**Instructions to follow:** Quote every line as written. Omit pictures.

**Dataset rows:**
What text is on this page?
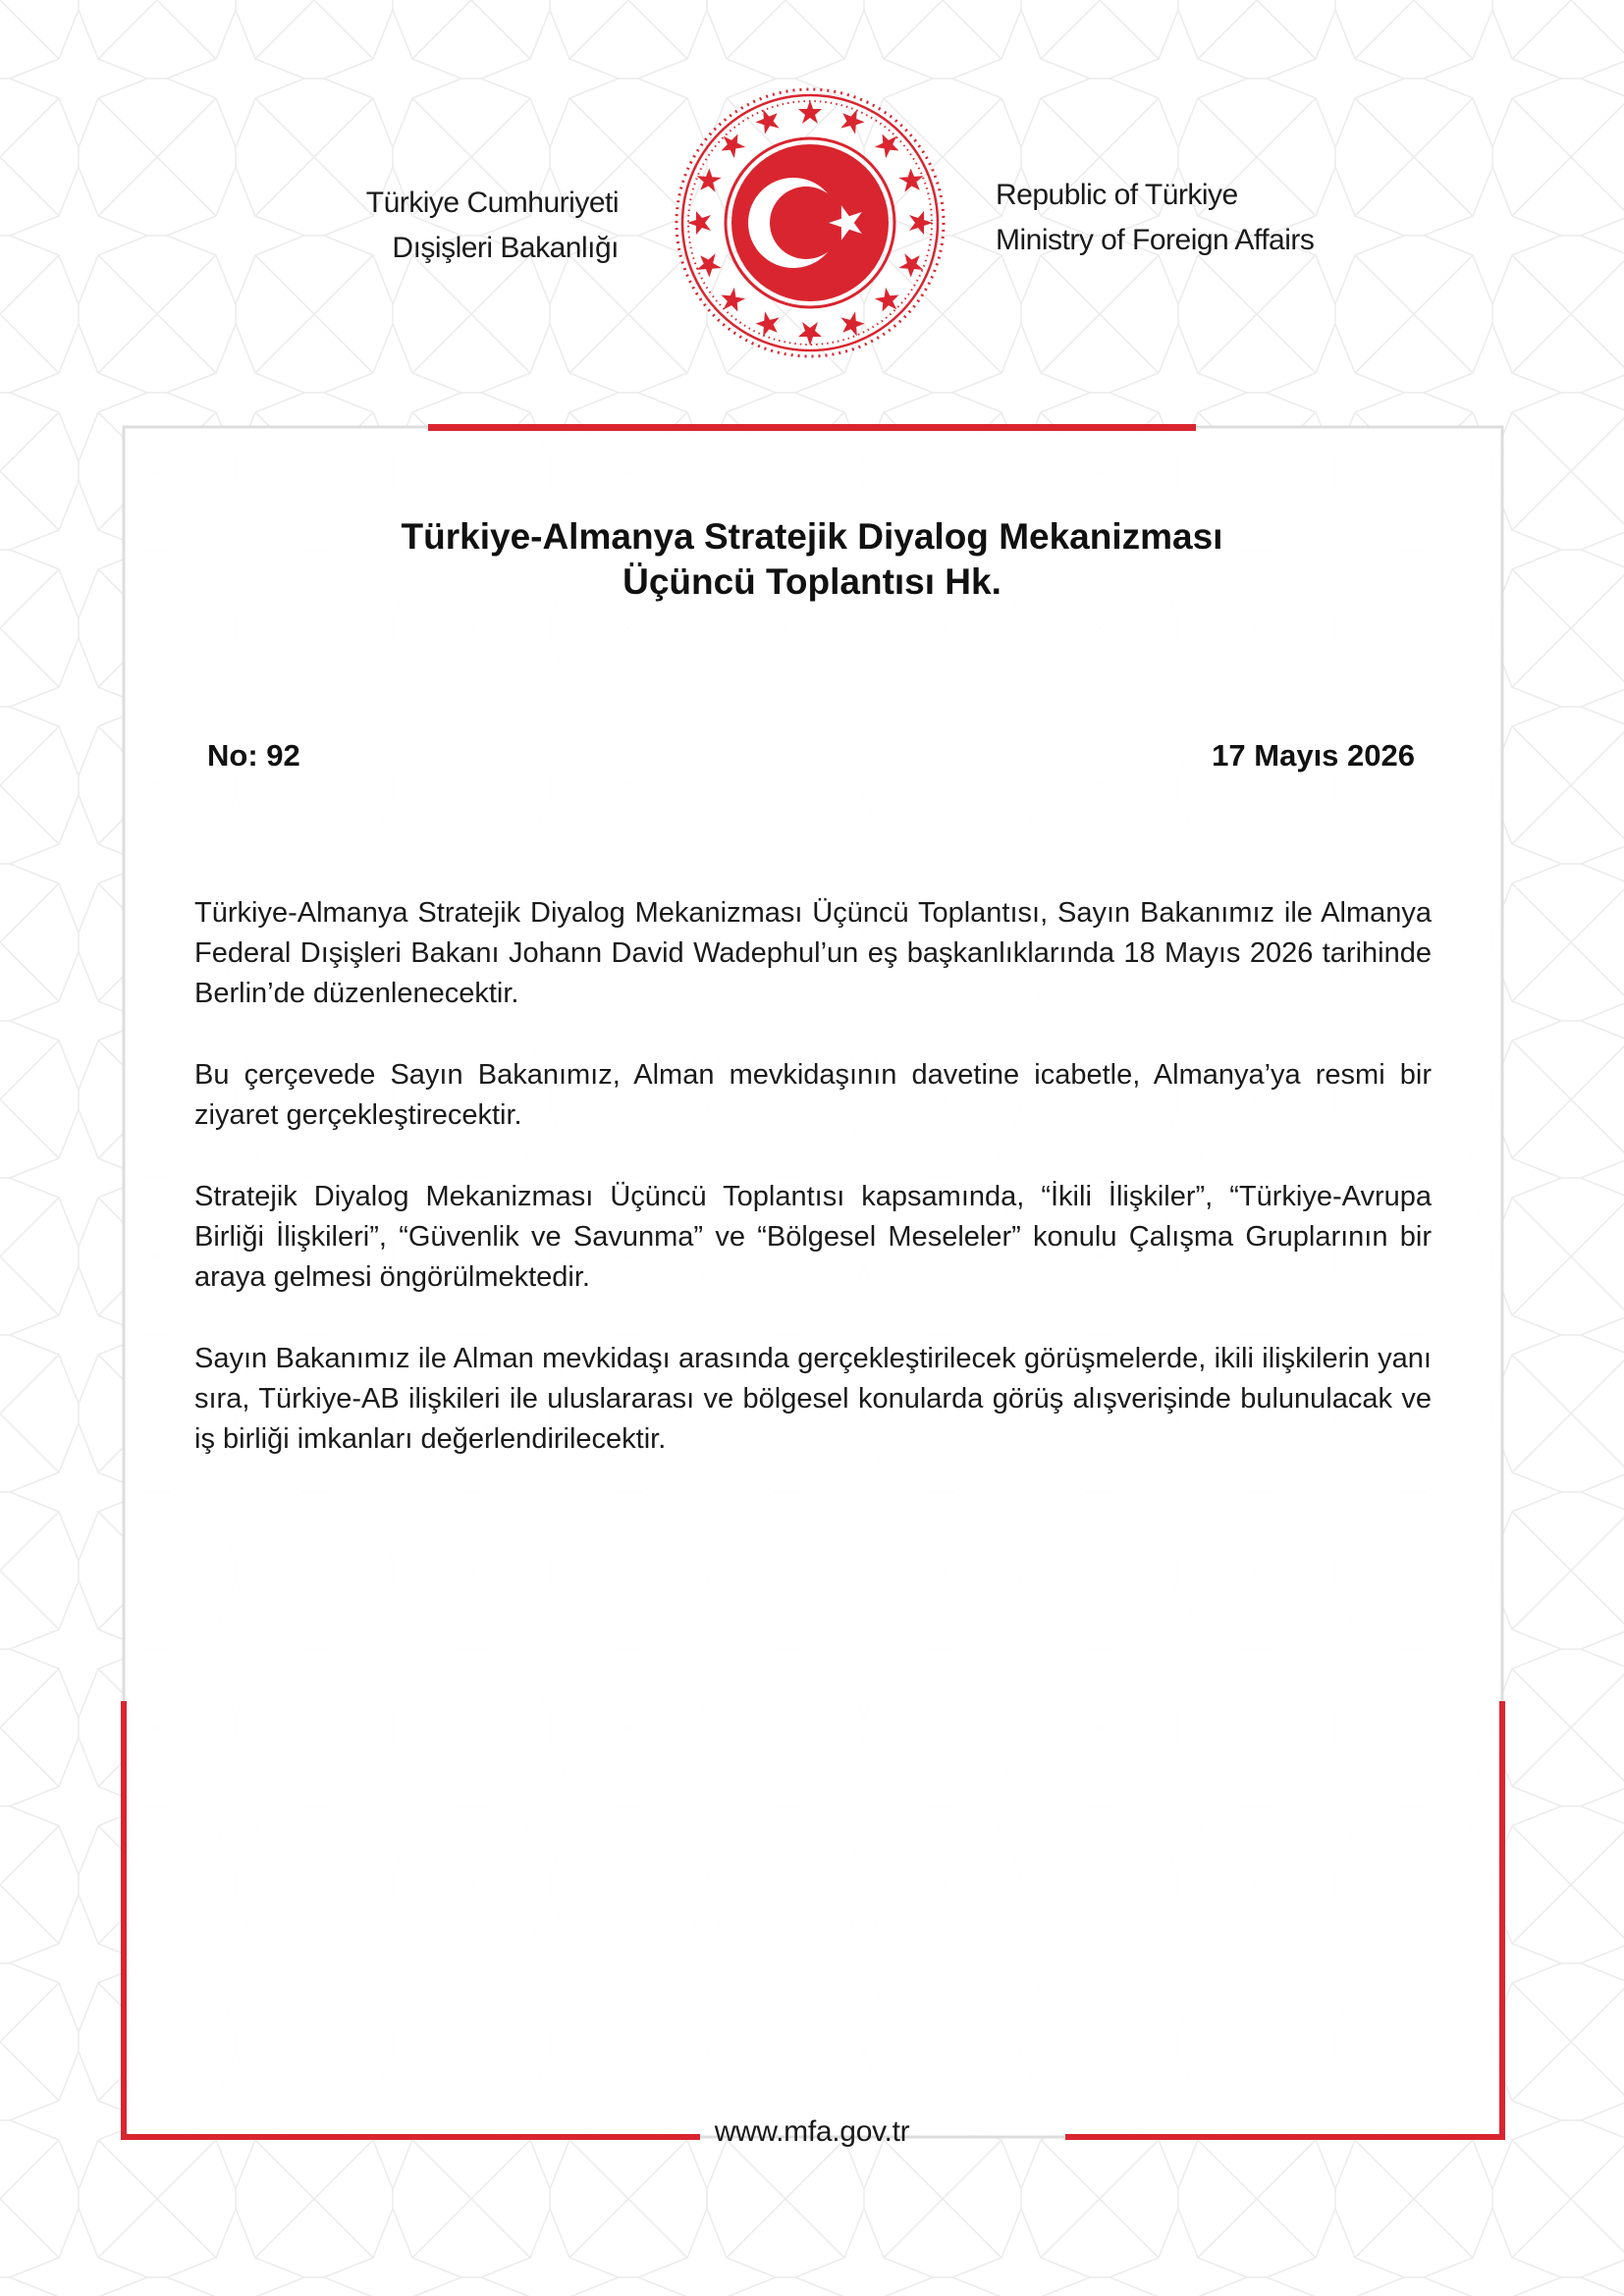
Türkiye Cumhuriyeti
Dışişleri Bakanlığı
Republic of Türkiye
Ministry of Foreign Affairs
Türkiye-Almanya Stratejik Diyalog Mekanizması
Üçüncü Toplantısı Hk.
No: 92	17 Mayıs 2026

Türkiye-Almanya Stratejik Diyalog Mekanizması Üçüncü Toplantısı, Sayın Bakanımız ile Almanya Federal Dışişleri Bakanı Johann David Wadephul’un eş başkanlıklarında 18 Mayıs 2026 tarihinde Berlin’de düzenlenecektir.

Bu çerçevede Sayın Bakanımız, Alman mevkidaşının davetine icabetle, Almanya’ya resmi bir ziyaret gerçekleştirecektir.

Stratejik Diyalog Mekanizması Üçüncü Toplantısı kapsamında, “İkili İlişkiler”, “Türkiye-Avrupa Birliği İlişkileri”, “Güvenlik ve Savunma” ve “Bölgesel Meseleler” konulu Çalışma Gruplarının bir araya gelmesi öngörülmektedir.

Sayın Bakanımız ile Alman mevkidaşı arasında gerçekleştirilecek görüşmelerde, ikili ilişkilerin yanı sıra, Türkiye-AB ilişkileri ile uluslararası ve bölgesel konularda görüş alışverişinde bulunulacak ve iş birliği imkanları değerlendirilecektir.

www.mfa.gov.tr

**Solution to the exercise:**
What text is on this page?
Türkiye Cumhuriyeti
Dışişleri Bakanlığı
Republic of Türkiye
Ministry of Foreign Affairs
Türkiye-Almanya Stratejik Diyalog Mekanizması
Üçüncü Toplantısı Hk.
No: 92	17 Mayıs 2026

Türkiye-Almanya Stratejik Diyalog Mekanizması Üçüncü Toplantısı, Sayın Bakanımız ile Almanya Federal Dışişleri Bakanı Johann David Wadephul’un eş başkanlıklarında 18 Mayıs 2026 tarihinde Berlin’de düzenlenecektir.

Bu çerçevede Sayın Bakanımız, Alman mevkidaşının davetine icabetle, Almanya’ya resmi bir ziyaret gerçekleştirecektir.

Stratejik Diyalog Mekanizması Üçüncü Toplantısı kapsamında, “İkili İlişkiler”, “Türkiye-Avrupa Birliği İlişkileri”, “Güvenlik ve Savunma” ve “Bölgesel Meseleler” konulu Çalışma Gruplarının bir araya gelmesi öngörülmektedir.

Sayın Bakanımız ile Alman mevkidaşı arasında gerçekleştirilecek görüşmelerde, ikili ilişkilerin yanı sıra, Türkiye-AB ilişkileri ile uluslararası ve bölgesel konularda görüş alışverişinde bulunulacak ve iş birliği imkanları değerlendirilecektir.

www.mfa.gov.tr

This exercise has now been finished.